◆ **Given task**: Reproduce all the lines exactly as they stand, apart from the pictures.

Figure dataset records:
○ ○ ○ ○
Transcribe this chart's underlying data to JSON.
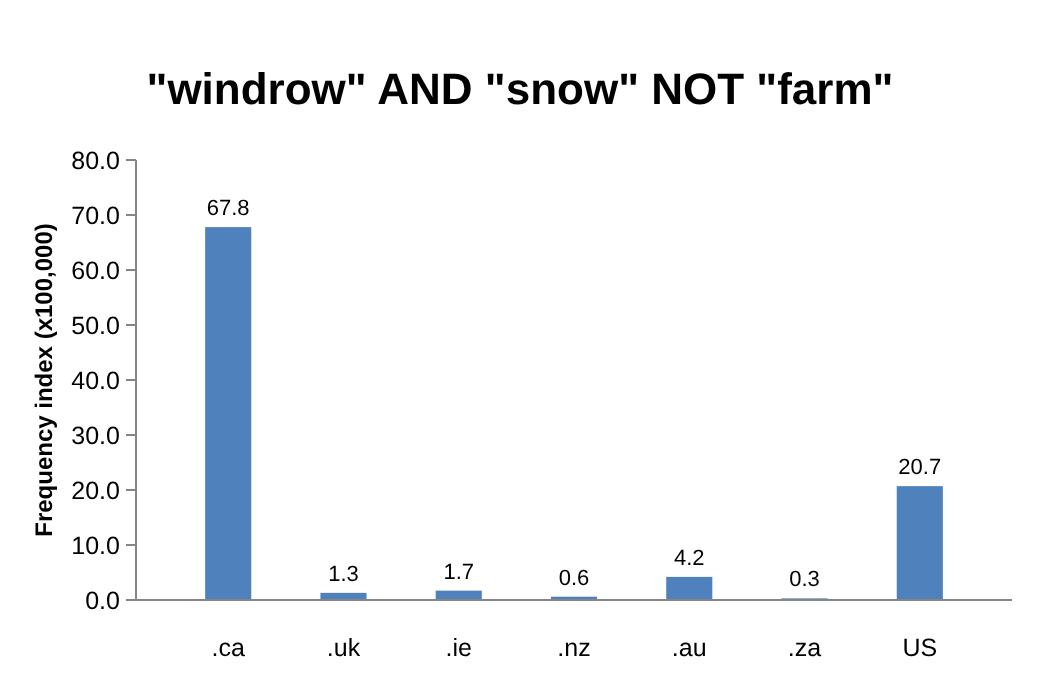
{
  "chart_data": {
    "type": "bar",
    "title": "\"windrow\" AND \"snow\" NOT \"farm\"",
    "ylabel": "Frequency index (x100,000)",
    "categories": [
      ".ca",
      ".uk",
      ".ie",
      ".nz",
      ".au",
      ".za",
      "US"
    ],
    "values": [
      67.8,
      1.3,
      1.7,
      0.6,
      4.2,
      0.3,
      20.7
    ],
    "color": "#4f81bd",
    "ylim": [
      0,
      80
    ],
    "yticks": [
      {
        "value": 0,
        "label": "0.0"
      },
      {
        "value": 10,
        "label": "10.0"
      },
      {
        "value": 20,
        "label": "20.0"
      },
      {
        "value": 30,
        "label": "30.0"
      },
      {
        "value": 40,
        "label": "40.0"
      },
      {
        "value": 50,
        "label": "50.0"
      },
      {
        "value": 60,
        "label": "60.0"
      },
      {
        "value": 70,
        "label": "70.0"
      },
      {
        "value": 80,
        "label": "80.0"
      }
    ],
    "data_labels": true,
    "grid": false
  }
}
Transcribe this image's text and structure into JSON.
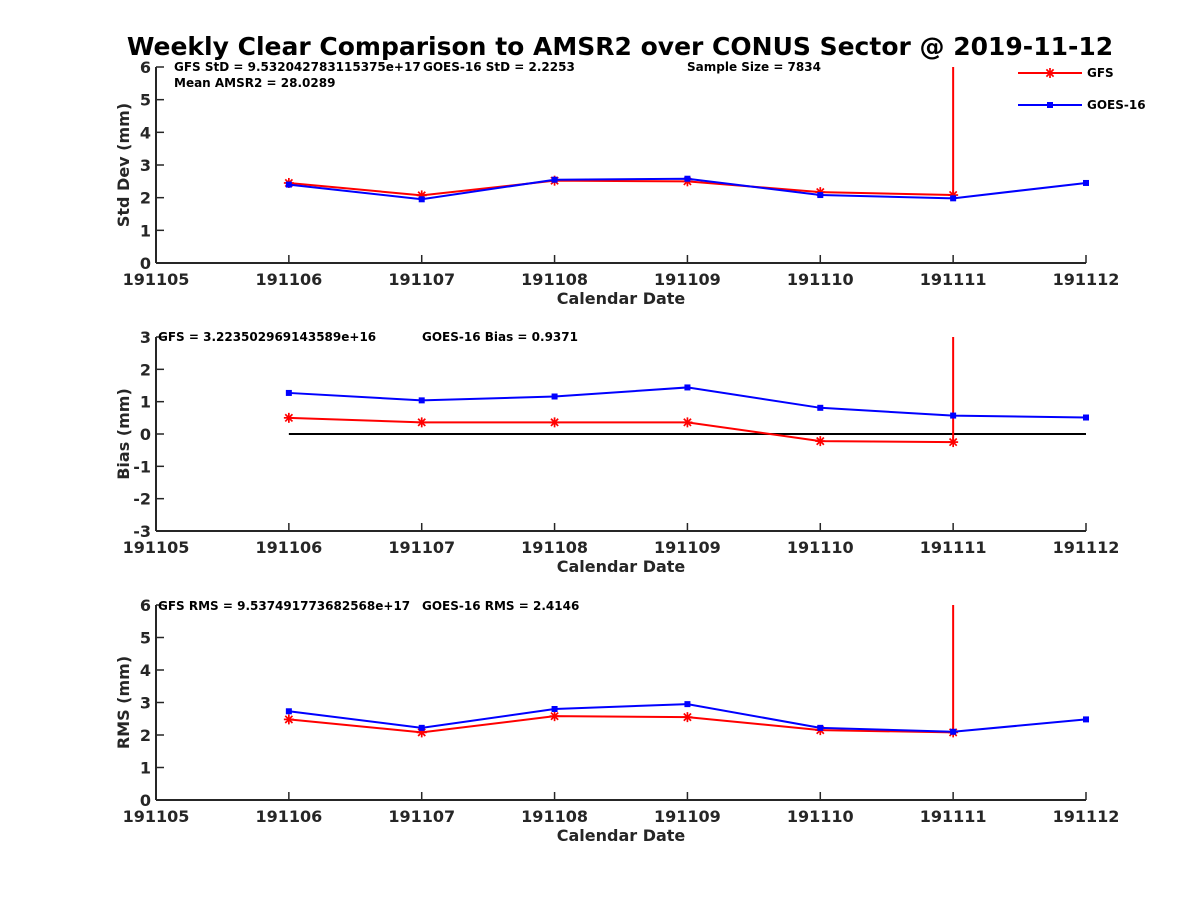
{
  "chart_data": {
    "title": "Weekly Clear Comparison to AMSR2 over CONUS Sector @ 2019-11-12",
    "legend": {
      "placement": "top-right",
      "entries": [
        {
          "name": "GFS",
          "color": "#ff0000",
          "marker": "asterisk"
        },
        {
          "name": "GOES-16",
          "color": "#0000ff",
          "marker": "square"
        }
      ]
    },
    "panels": [
      {
        "type": "line",
        "ylabel": "Std Dev (mm)",
        "xlabel": "Calendar Date",
        "xlim": [
          191105,
          191112
        ],
        "ylim": [
          0,
          6
        ],
        "xticks": [
          "191105",
          "191106",
          "191107",
          "191108",
          "191109",
          "191110",
          "191111",
          "191112"
        ],
        "yticks": [
          "0",
          "1",
          "2",
          "3",
          "4",
          "5",
          "6"
        ],
        "annotations": [
          "GFS StD = 9.532042783115375e+17",
          "GOES-16 StD = 2.2253",
          "Sample Size = 7834",
          "Mean AMSR2 = 28.0289"
        ],
        "series": [
          {
            "name": "GFS",
            "x": [
              191106,
              191107,
              191108,
              191109,
              191110,
              191111
            ],
            "y": [
              2.45,
              2.07,
              2.52,
              2.5,
              2.17,
              2.08
            ],
            "spike": {
              "x": 191111,
              "to": 6
            }
          },
          {
            "name": "GOES-16",
            "x": [
              191106,
              191107,
              191108,
              191109,
              191110,
              191111,
              191112
            ],
            "y": [
              2.4,
              1.95,
              2.55,
              2.58,
              2.08,
              1.98,
              2.45
            ]
          }
        ]
      },
      {
        "type": "line",
        "ylabel": "Bias (mm)",
        "xlabel": "Calendar Date",
        "xlim": [
          191105,
          191112
        ],
        "ylim": [
          -3,
          3
        ],
        "xticks": [
          "191105",
          "191106",
          "191107",
          "191108",
          "191109",
          "191110",
          "191111",
          "191112"
        ],
        "yticks": [
          "-3",
          "-2",
          "-1",
          "0",
          "1",
          "2",
          "3"
        ],
        "zero_line": true,
        "annotations": [
          "GFS = 3.223502969143589e+16",
          "GOES-16 Bias  = 0.9371"
        ],
        "series": [
          {
            "name": "GFS",
            "x": [
              191106,
              191107,
              191108,
              191109,
              191110,
              191111
            ],
            "y": [
              0.5,
              0.36,
              0.36,
              0.36,
              -0.22,
              -0.25
            ],
            "spike": {
              "x": 191111,
              "to": 3
            }
          },
          {
            "name": "GOES-16",
            "x": [
              191106,
              191107,
              191108,
              191109,
              191110,
              191111,
              191112
            ],
            "y": [
              1.27,
              1.04,
              1.16,
              1.44,
              0.81,
              0.57,
              0.51
            ]
          }
        ]
      },
      {
        "type": "line",
        "ylabel": "RMS (mm)",
        "xlabel": "Calendar Date",
        "xlim": [
          191105,
          191112
        ],
        "ylim": [
          0,
          6
        ],
        "xticks": [
          "191105",
          "191106",
          "191107",
          "191108",
          "191109",
          "191110",
          "191111",
          "191112"
        ],
        "yticks": [
          "0",
          "1",
          "2",
          "3",
          "4",
          "5",
          "6"
        ],
        "annotations": [
          "GFS RMS = 9.537491773682568e+17",
          "GOES-16 RMS = 2.4146"
        ],
        "series": [
          {
            "name": "GFS",
            "x": [
              191106,
              191107,
              191108,
              191109,
              191110,
              191111
            ],
            "y": [
              2.48,
              2.08,
              2.58,
              2.55,
              2.15,
              2.08
            ],
            "spike": {
              "x": 191111,
              "to": 6
            }
          },
          {
            "name": "GOES-16",
            "x": [
              191106,
              191107,
              191108,
              191109,
              191110,
              191111,
              191112
            ],
            "y": [
              2.73,
              2.22,
              2.8,
              2.95,
              2.22,
              2.1,
              2.48
            ]
          }
        ]
      }
    ]
  }
}
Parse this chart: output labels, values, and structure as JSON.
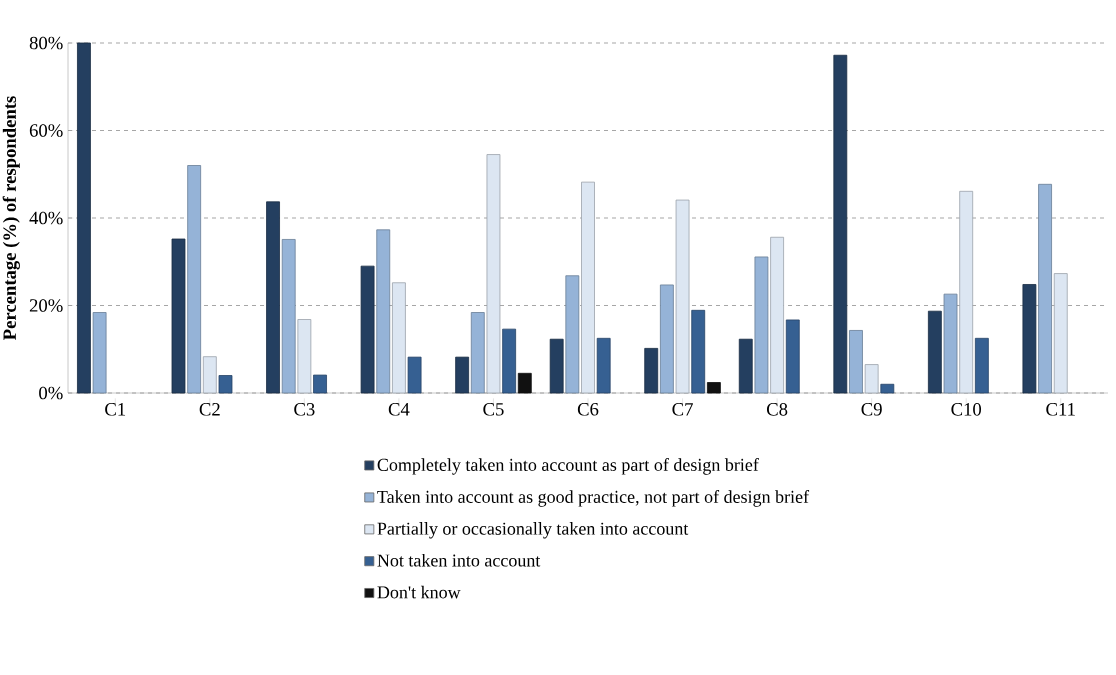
○ ○ ○ ○
◆ **The answer**:
Transcribe this chart's underlying data to JSON.
{
  "chart_data": {
    "type": "bar",
    "title": "\"windrow\" AND \"snow\" NOT \"farm\"",
    "ylabel": "Frequency index (x100,000)",
    "categories": [
      ".ca",
      ".uk",
      ".ie",
      ".nz",
      ".au",
      ".za",
      "US"
    ],
    "values": [
      67.8,
      1.3,
      1.7,
      0.6,
      4.2,
      0.3,
      20.7
    ],
    "color": "#4f81bd",
    "ylim": [
      0,
      80
    ],
    "yticks": [
      {
        "value": 0,
        "label": "0.0"
      },
      {
        "value": 10,
        "label": "10.0"
      },
      {
        "value": 20,
        "label": "20.0"
      },
      {
        "value": 30,
        "label": "30.0"
      },
      {
        "value": 40,
        "label": "40.0"
      },
      {
        "value": 50,
        "label": "50.0"
      },
      {
        "value": 60,
        "label": "60.0"
      },
      {
        "value": 70,
        "label": "70.0"
      },
      {
        "value": 80,
        "label": "80.0"
      }
    ],
    "data_labels": true,
    "grid": false
  }
}
Transcribe this image's text and structure into JSON.
{
  "chart_data": {
    "title": "Weekly Clear Comparison to AMSR2 over CONUS Sector @ 2019-11-12",
    "legend": {
      "placement": "top-right",
      "entries": [
        {
          "name": "GFS",
          "color": "#ff0000",
          "marker": "asterisk"
        },
        {
          "name": "GOES-16",
          "color": "#0000ff",
          "marker": "square"
        }
      ]
    },
    "panels": [
      {
        "type": "line",
        "ylabel": "Std Dev (mm)",
        "xlabel": "Calendar Date",
        "xlim": [
          191105,
          191112
        ],
        "ylim": [
          0,
          6
        ],
        "xticks": [
          "191105",
          "191106",
          "191107",
          "191108",
          "191109",
          "191110",
          "191111",
          "191112"
        ],
        "yticks": [
          "0",
          "1",
          "2",
          "3",
          "4",
          "5",
          "6"
        ],
        "annotations": [
          "GFS StD = 9.532042783115375e+17",
          "GOES-16 StD = 2.2253",
          "Sample Size = 7834",
          "Mean AMSR2 = 28.0289"
        ],
        "series": [
          {
            "name": "GFS",
            "x": [
              191106,
              191107,
              191108,
              191109,
              191110,
              191111
            ],
            "y": [
              2.45,
              2.07,
              2.52,
              2.5,
              2.17,
              2.08
            ],
            "spike": {
              "x": 191111,
              "to": 6
            }
          },
          {
            "name": "GOES-16",
            "x": [
              191106,
              191107,
              191108,
              191109,
              191110,
              191111,
              191112
            ],
            "y": [
              2.4,
              1.95,
              2.55,
              2.58,
              2.08,
              1.98,
              2.45
            ]
          }
        ]
      },
      {
        "type": "line",
        "ylabel": "Bias (mm)",
        "xlabel": "Calendar Date",
        "xlim": [
          191105,
          191112
        ],
        "ylim": [
          -3,
          3
        ],
        "xticks": [
          "191105",
          "191106",
          "191107",
          "191108",
          "191109",
          "191110",
          "191111",
          "191112"
        ],
        "yticks": [
          "-3",
          "-2",
          "-1",
          "0",
          "1",
          "2",
          "3"
        ],
        "zero_line": true,
        "annotations": [
          "GFS = 3.223502969143589e+16",
          "GOES-16 Bias  = 0.9371"
        ],
        "series": [
          {
            "name": "GFS",
            "x": [
              191106,
              191107,
              191108,
              191109,
              191110,
              191111
            ],
            "y": [
              0.5,
              0.36,
              0.36,
              0.36,
              -0.22,
              -0.25
            ],
            "spike": {
              "x": 191111,
              "to": 3
            }
          },
          {
            "name": "GOES-16",
            "x": [
              191106,
              191107,
              191108,
              191109,
              191110,
              191111,
              191112
            ],
            "y": [
              1.27,
              1.04,
              1.16,
              1.44,
              0.81,
              0.57,
              0.51
            ]
          }
        ]
      },
      {
        "type": "line",
        "ylabel": "RMS (mm)",
        "xlabel": "Calendar Date",
        "xlim": [
          191105,
          191112
        ],
        "ylim": [
          0,
          6
        ],
        "xticks": [
          "191105",
          "191106",
          "191107",
          "191108",
          "191109",
          "191110",
          "191111",
          "191112"
        ],
        "yticks": [
          "0",
          "1",
          "2",
          "3",
          "4",
          "5",
          "6"
        ],
        "annotations": [
          "GFS RMS = 9.537491773682568e+17",
          "GOES-16 RMS = 2.4146"
        ],
        "series": [
          {
            "name": "GFS",
            "x": [
              191106,
              191107,
              191108,
              191109,
              191110,
              191111
            ],
            "y": [
              2.48,
              2.08,
              2.58,
              2.55,
              2.15,
              2.08
            ],
            "spike": {
              "x": 191111,
              "to": 6
            }
          },
          {
            "name": "GOES-16",
            "x": [
              191106,
              191107,
              191108,
              191109,
              191110,
              191111,
              191112
            ],
            "y": [
              2.73,
              2.22,
              2.8,
              2.95,
              2.22,
              2.1,
              2.48
            ]
          }
        ]
      }
    ]
  }
}
Parse this chart: output labels, values, and structure as JSON.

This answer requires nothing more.